Reproduce every line of the listing as written, apart from the pictures.
>> Begin Record set
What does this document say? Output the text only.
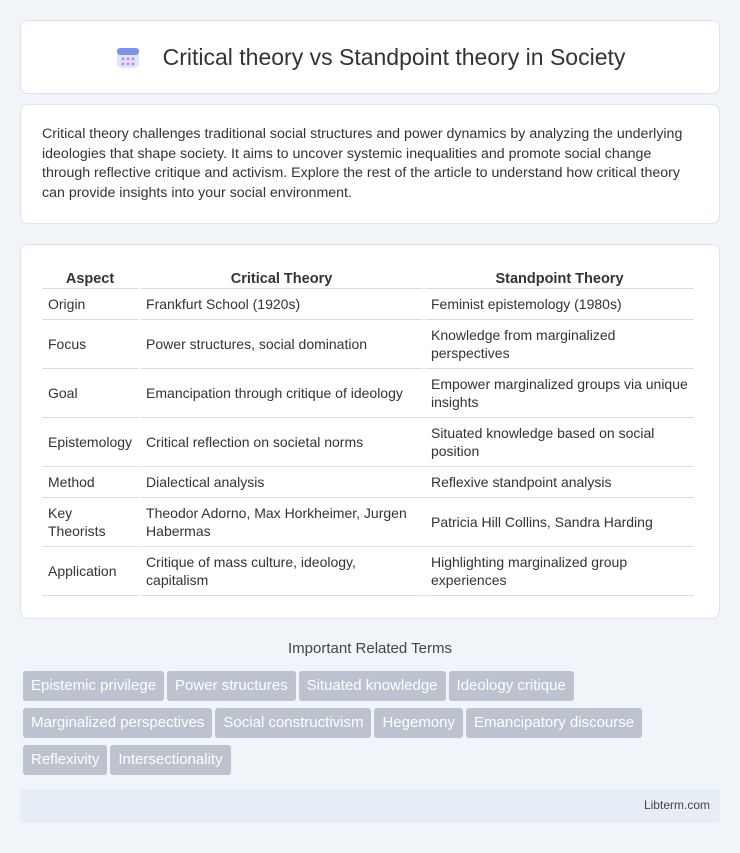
Critical theory vs Standpoint theory in Society

Critical theory challenges traditional social structures and power dynamics by analyzing the underlying ideologies that shape society. It aims to uncover systemic inequalities and promote social change through reflective critique and activism. Explore the rest of the article to understand how critical theory can provide insights into your social environment.

Aspect	Critical Theory	Standpoint Theory
Origin	Frankfurt School (1920s)	Feminist epistemology (1980s)
Focus	Power structures, social domination	Knowledge from marginalized perspectives
Goal	Emancipation through critique of ideology	Empower marginalized groups via unique insights
Epistemology	Critical reflection on societal norms	Situated knowledge based on social position
Method	Dialectical analysis	Reflexive standpoint analysis
Key Theorists	Theodor Adorno, Max Horkheimer, Jurgen Habermas	Patricia Hill Collins, Sandra Harding
Application	Critique of mass culture, ideology, capitalism	Highlighting marginalized group experiences
Important Related Terms
Epistemic privilege Power structures Situated knowledge Ideology critique
Marginalized perspectives Social constructivism Hegemony Emancipatory discourse
Reflexivity Intersectionality
Libterm.com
>> End Record set
## Answer
What does this document say? Output the text only.
Critical theory vs Standpoint theory in Society

Critical theory challenges traditional social structures and power dynamics by analyzing the underlying ideologies that shape society. It aims to uncover systemic inequalities and promote social change through reflective critique and activism. Explore the rest of the article to understand how critical theory can provide insights into your social environment.

Aspect	Critical Theory	Standpoint Theory
Origin	Frankfurt School (1920s)	Feminist epistemology (1980s)
Focus	Power structures, social domination	Knowledge from marginalized perspectives
Goal	Emancipation through critique of ideology	Empower marginalized groups via unique insights
Epistemology	Critical reflection on societal norms	Situated knowledge based on social position
Method	Dialectical analysis	Reflexive standpoint analysis
Key Theorists	Theodor Adorno, Max Horkheimer, Jurgen Habermas	Patricia Hill Collins, Sandra Harding
Application	Critique of mass culture, ideology, capitalism	Highlighting marginalized group experiences
Important Related Terms
Epistemic privilege Power structures Situated knowledge Ideology critique
Marginalized perspectives Social constructivism Hegemony Emancipatory discourse
Reflexivity Intersectionality
Libterm.com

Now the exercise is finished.